◆ **Requirements**
Reproduce the data word for word, starting with the line that contains "sticky-note-body: 使った後の置き場を 決める" and going on through the line that contains "headline-line-2: 戻りにくくする <box>76", including both of those lines.

◆ **Data shown**
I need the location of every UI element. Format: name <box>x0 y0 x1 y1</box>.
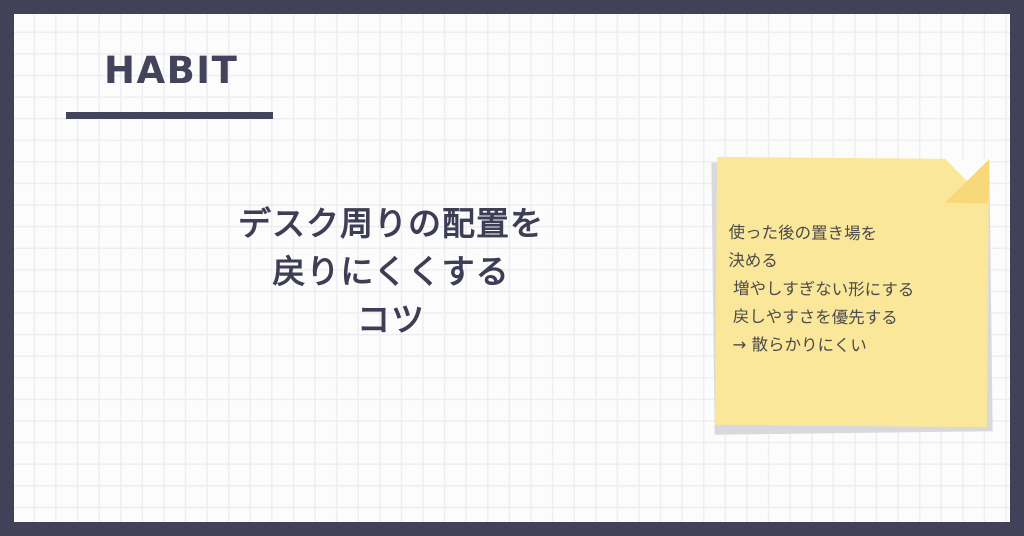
sticky-note-body: 使った後の置き場を 決める 増やしすぎない形にする 戻しやすさを優先する → 散… <box>727 219 980 361</box>
kicker-underline-rule <box>66 112 273 119</box>
sticky-note-folded-corner-icon <box>945 159 989 203</box>
note-line-1: 使った後の置き場を <box>728 219 980 249</box>
page-title: デスク周りの配置を 戻りにくくする コツ <box>76 200 706 344</box>
sticky-note-paper: 使った後の置き場を 決める 増やしすぎない形にする 戻しやすさを優先する → 散… <box>715 157 989 427</box>
note-line-4: 戻しやすさを優先する <box>728 303 980 333</box>
note-line-2: 決める <box>728 247 980 277</box>
headline-line-3: コツ <box>76 296 706 344</box>
note-line-3: 増やしすぎない形にする <box>728 275 980 305</box>
sticky-note: 使った後の置き場を 決める 増やしすぎない形にする 戻しやすさを優先する → 散… <box>711 155 993 430</box>
kicker-block: HABIT <box>66 52 273 119</box>
kicker-label: HABIT <box>66 52 273 89</box>
headline-line-2: 戻りにくくする <box>76 248 706 296</box>
grid-paper-canvas: HABIT デスク周りの配置を 戻りにくくする コツ 使った後の置き場を 決める… <box>14 14 1010 522</box>
slide-frame: HABIT デスク周りの配置を 戻りにくくする コツ 使った後の置き場を 決める… <box>0 0 1024 536</box>
headline-line-1: デスク周りの配置を <box>76 200 706 248</box>
note-line-5: → 散らかりにくい <box>727 331 979 361</box>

◆ **Exercise output**
sticky-note-body: 使った後の置き場を 決める 増やしすぎない形にする 戻しやすさを優先する → 散… <box>727 219 980 361</box>
kicker-underline-rule <box>66 112 273 119</box>
sticky-note-folded-corner-icon <box>945 159 989 203</box>
note-line-1: 使った後の置き場を <box>728 219 980 249</box>
page-title: デスク周りの配置を 戻りにくくする コツ <box>76 200 706 344</box>
sticky-note-paper: 使った後の置き場を 決める 増やしすぎない形にする 戻しやすさを優先する → 散… <box>715 157 989 427</box>
note-line-4: 戻しやすさを優先する <box>728 303 980 333</box>
note-line-2: 決める <box>728 247 980 277</box>
headline-line-3: コツ <box>76 296 706 344</box>
note-line-3: 増やしすぎない形にする <box>728 275 980 305</box>
sticky-note: 使った後の置き場を 決める 増やしすぎない形にする 戻しやすさを優先する → 散… <box>711 155 993 430</box>
kicker-block: HABIT <box>66 52 273 119</box>
kicker-label: HABIT <box>66 52 273 89</box>
headline-line-2: 戻りにくくする <box>76 248 706 296</box>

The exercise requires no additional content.